● **THE PROBLEM**
Every line of the material that follows must be printed again exactly.

:::

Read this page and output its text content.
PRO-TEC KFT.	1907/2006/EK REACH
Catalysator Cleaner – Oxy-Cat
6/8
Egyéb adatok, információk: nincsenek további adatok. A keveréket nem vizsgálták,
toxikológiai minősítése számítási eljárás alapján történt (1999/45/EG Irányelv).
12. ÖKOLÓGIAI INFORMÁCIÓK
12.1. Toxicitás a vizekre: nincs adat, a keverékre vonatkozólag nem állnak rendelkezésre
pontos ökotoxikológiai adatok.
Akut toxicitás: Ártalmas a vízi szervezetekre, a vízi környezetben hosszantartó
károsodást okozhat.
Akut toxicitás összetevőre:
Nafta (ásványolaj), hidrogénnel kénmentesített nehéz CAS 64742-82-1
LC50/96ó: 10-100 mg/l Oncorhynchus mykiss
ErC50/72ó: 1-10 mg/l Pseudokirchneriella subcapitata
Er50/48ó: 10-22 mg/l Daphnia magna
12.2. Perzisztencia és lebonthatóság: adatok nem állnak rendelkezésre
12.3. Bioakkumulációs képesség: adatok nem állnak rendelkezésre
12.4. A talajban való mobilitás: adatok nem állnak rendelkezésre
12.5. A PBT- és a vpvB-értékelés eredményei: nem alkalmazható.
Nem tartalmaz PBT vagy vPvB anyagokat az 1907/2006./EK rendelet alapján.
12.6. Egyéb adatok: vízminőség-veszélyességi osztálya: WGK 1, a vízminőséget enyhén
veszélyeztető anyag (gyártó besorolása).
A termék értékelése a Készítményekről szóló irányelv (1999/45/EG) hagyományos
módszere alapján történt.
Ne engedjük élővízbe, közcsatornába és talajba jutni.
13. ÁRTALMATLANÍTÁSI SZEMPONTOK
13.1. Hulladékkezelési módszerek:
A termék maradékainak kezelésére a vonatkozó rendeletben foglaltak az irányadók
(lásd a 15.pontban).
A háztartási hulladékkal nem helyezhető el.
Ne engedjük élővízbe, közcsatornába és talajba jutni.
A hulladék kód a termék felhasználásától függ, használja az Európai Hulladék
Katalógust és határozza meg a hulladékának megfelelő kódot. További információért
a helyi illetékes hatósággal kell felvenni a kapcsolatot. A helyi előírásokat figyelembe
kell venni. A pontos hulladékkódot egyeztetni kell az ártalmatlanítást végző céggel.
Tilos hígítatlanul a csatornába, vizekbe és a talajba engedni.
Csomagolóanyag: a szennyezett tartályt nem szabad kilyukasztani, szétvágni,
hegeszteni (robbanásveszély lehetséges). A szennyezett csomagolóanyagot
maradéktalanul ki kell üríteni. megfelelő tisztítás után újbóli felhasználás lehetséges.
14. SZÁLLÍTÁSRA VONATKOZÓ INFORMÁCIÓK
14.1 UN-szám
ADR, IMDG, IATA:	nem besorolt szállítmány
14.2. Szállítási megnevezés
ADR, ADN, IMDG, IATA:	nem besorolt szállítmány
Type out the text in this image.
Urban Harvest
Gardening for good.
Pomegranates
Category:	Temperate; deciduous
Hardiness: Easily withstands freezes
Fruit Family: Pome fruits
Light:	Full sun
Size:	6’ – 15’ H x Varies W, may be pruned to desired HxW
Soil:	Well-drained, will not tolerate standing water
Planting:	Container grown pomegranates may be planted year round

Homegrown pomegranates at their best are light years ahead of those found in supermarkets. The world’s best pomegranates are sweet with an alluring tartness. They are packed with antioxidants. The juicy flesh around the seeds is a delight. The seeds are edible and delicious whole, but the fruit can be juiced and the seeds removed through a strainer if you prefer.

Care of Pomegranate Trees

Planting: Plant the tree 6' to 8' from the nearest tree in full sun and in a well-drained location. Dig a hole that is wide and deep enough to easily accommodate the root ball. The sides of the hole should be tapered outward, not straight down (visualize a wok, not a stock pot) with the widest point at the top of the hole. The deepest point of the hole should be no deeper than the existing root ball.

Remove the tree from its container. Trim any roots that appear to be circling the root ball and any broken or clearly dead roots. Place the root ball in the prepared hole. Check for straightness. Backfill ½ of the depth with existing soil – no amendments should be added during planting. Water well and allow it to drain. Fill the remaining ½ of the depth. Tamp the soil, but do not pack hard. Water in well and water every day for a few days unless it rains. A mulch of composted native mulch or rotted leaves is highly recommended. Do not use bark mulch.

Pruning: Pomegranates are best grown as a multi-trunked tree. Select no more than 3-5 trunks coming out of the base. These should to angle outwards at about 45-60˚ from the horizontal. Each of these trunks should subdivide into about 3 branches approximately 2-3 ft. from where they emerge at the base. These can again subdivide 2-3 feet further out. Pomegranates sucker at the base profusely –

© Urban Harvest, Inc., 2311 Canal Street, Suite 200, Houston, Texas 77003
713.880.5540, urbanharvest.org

:::

● **REPLY**
Read this page and output its text content.
PRO-TEC KFT.	1907/2006/EK REACH
Catalysator Cleaner – Oxy-Cat
6/8
Egyéb adatok, információk: nincsenek további adatok. A keveréket nem vizsgálták,
toxikológiai minősítése számítási eljárás alapján történt (1999/45/EG Irányelv).
12. ÖKOLÓGIAI INFORMÁCIÓK
12.1. Toxicitás a vizekre: nincs adat, a keverékre vonatkozólag nem állnak rendelkezésre
pontos ökotoxikológiai adatok.
Akut toxicitás: Ártalmas a vízi szervezetekre, a vízi környezetben hosszantartó
károsodást okozhat.
Akut toxicitás összetevőre:
Nafta (ásványolaj), hidrogénnel kénmentesített nehéz CAS 64742-82-1
LC50/96ó: 10-100 mg/l Oncorhynchus mykiss
ErC50/72ó: 1-10 mg/l Pseudokirchneriella subcapitata
Er50/48ó: 10-22 mg/l Daphnia magna
12.2. Perzisztencia és lebonthatóság: adatok nem állnak rendelkezésre
12.3. Bioakkumulációs képesség: adatok nem állnak rendelkezésre
12.4. A talajban való mobilitás: adatok nem állnak rendelkezésre
12.5. A PBT- és a vpvB-értékelés eredményei: nem alkalmazható.
Nem tartalmaz PBT vagy vPvB anyagokat az 1907/2006./EK rendelet alapján.
12.6. Egyéb adatok: vízminőség-veszélyességi osztálya: WGK 1, a vízminőséget enyhén
veszélyeztető anyag (gyártó besorolása).
A termék értékelése a Készítményekről szóló irányelv (1999/45/EG) hagyományos
módszere alapján történt.
Ne engedjük élővízbe, közcsatornába és talajba jutni.
13. ÁRTALMATLANÍTÁSI SZEMPONTOK
13.1. Hulladékkezelési módszerek:
A termék maradékainak kezelésére a vonatkozó rendeletben foglaltak az irányadók
(lásd a 15.pontban).
A háztartási hulladékkal nem helyezhető el.
Ne engedjük élővízbe, közcsatornába és talajba jutni.
A hulladék kód a termék felhasználásától függ, használja az Európai Hulladék
Katalógust és határozza meg a hulladékának megfelelő kódot. További információért
a helyi illetékes hatósággal kell felvenni a kapcsolatot. A helyi előírásokat figyelembe
kell venni. A pontos hulladékkódot egyeztetni kell az ártalmatlanítást végző céggel.
Tilos hígítatlanul a csatornába, vizekbe és a talajba engedni.
Csomagolóanyag: a szennyezett tartályt nem szabad kilyukasztani, szétvágni,
hegeszteni (robbanásveszély lehetséges). A szennyezett csomagolóanyagot
maradéktalanul ki kell üríteni. megfelelő tisztítás után újbóli felhasználás lehetséges.
14. SZÁLLÍTÁSRA VONATKOZÓ INFORMÁCIÓK
14.1 UN-szám
ADR, IMDG, IATA:	nem besorolt szállítmány
14.2. Szállítási megnevezés
ADR, ADN, IMDG, IATA:	nem besorolt szállítmány
Type out the text in this image.
Urban Harvest
Gardening for good.
Pomegranates
Category:	Temperate; deciduous
Hardiness: Easily withstands freezes
Fruit Family: Pome fruits
Light:	Full sun
Size:	6’ – 15’ H x Varies W, may be pruned to desired HxW
Soil:	Well-drained, will not tolerate standing water
Planting:	Container grown pomegranates may be planted year round

Homegrown pomegranates at their best are light years ahead of those found in supermarkets. The world’s best pomegranates are sweet with an alluring tartness. They are packed with antioxidants. The juicy flesh around the seeds is a delight. The seeds are edible and delicious whole, but the fruit can be juiced and the seeds removed through a strainer if you prefer.

Care of Pomegranate Trees

Planting: Plant the tree 6' to 8' from the nearest tree in full sun and in a well-drained location. Dig a hole that is wide and deep enough to easily accommodate the root ball. The sides of the hole should be tapered outward, not straight down (visualize a wok, not a stock pot) with the widest point at the top of the hole. The deepest point of the hole should be no deeper than the existing root ball.

Remove the tree from its container. Trim any roots that appear to be circling the root ball and any broken or clearly dead roots. Place the root ball in the prepared hole. Check for straightness. Backfill ½ of the depth with existing soil – no amendments should be added during planting. Water well and allow it to drain. Fill the remaining ½ of the depth. Tamp the soil, but do not pack hard. Water in well and water every day for a few days unless it rains. A mulch of composted native mulch or rotted leaves is highly recommended. Do not use bark mulch.

Pruning: Pomegranates are best grown as a multi-trunked tree. Select no more than 3-5 trunks coming out of the base. These should to angle outwards at about 45-60˚ from the horizontal. Each of these trunks should subdivide into about 3 branches approximately 2-3 ft. from where they emerge at the base. These can again subdivide 2-3 feet further out. Pomegranates sucker at the base profusely –

© Urban Harvest, Inc., 2311 Canal Street, Suite 200, Houston, Texas 77003
713.880.5540, urbanharvest.org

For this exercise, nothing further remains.